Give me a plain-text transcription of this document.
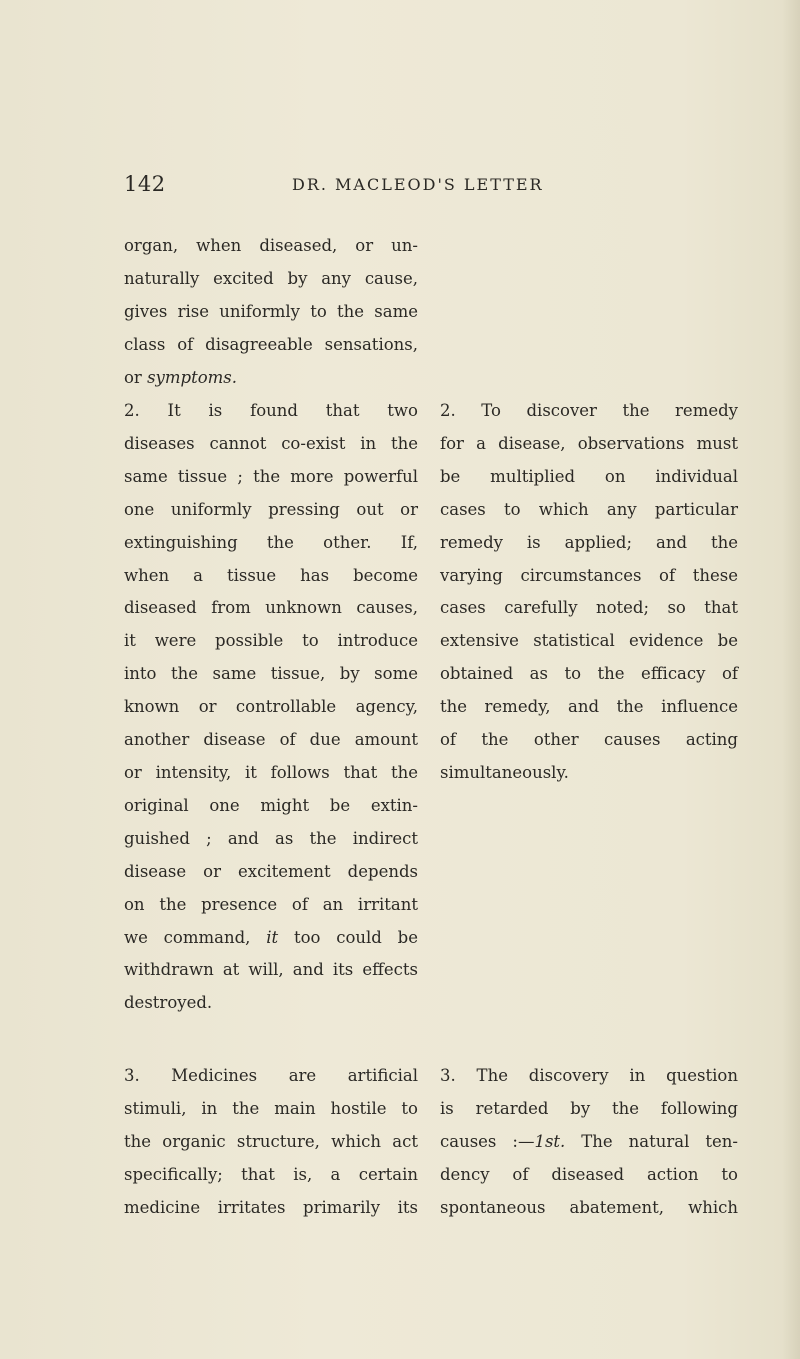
142	DR. MACLEOD'S LETTER
organ, when diseased, or un-
naturally excited by any cause,
gives rise uniformly to the same
class of disagreeable sensations,
or symptoms.
2. It is found that two
diseases cannot co-exist in the
same tissue ; the more powerful
one uniformly pressing out or
extinguishing the other. If,
when a tissue has become
diseased from unknown causes,
it were possible to introduce
into the same tissue, by some
known or controllable agency,
another disease of due amount
or intensity, it follows that the
original one might be extin-
guished ; and as the indirect
disease or excitement depends
on the presence of an irritant
we command, it too could be
withdrawn at will, and its effects
destroyed.
2. To discover the remedy
for a disease, observations must
be multiplied on individual
cases to which any particular
remedy is applied; and the
varying circumstances of these
cases carefully noted; so that
extensive statistical evidence be
obtained as to the efficacy of
the remedy, and the influence
of the other causes acting
simultaneously.
3. Medicines are artificial
stimuli, in the main hostile to
the organic structure, which act
specifically; that is, a certain
medicine irritates primarily its
3. The discovery in question
is retarded by the following
causes :—1st. The natural ten-
dency of diseased action to
spontaneous abatement, which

- [Stated exercise] Look through the entries above for the word "cases". Copy every line where it shows up.

- [Result]
cases to which any particular
cases carefully noted; so that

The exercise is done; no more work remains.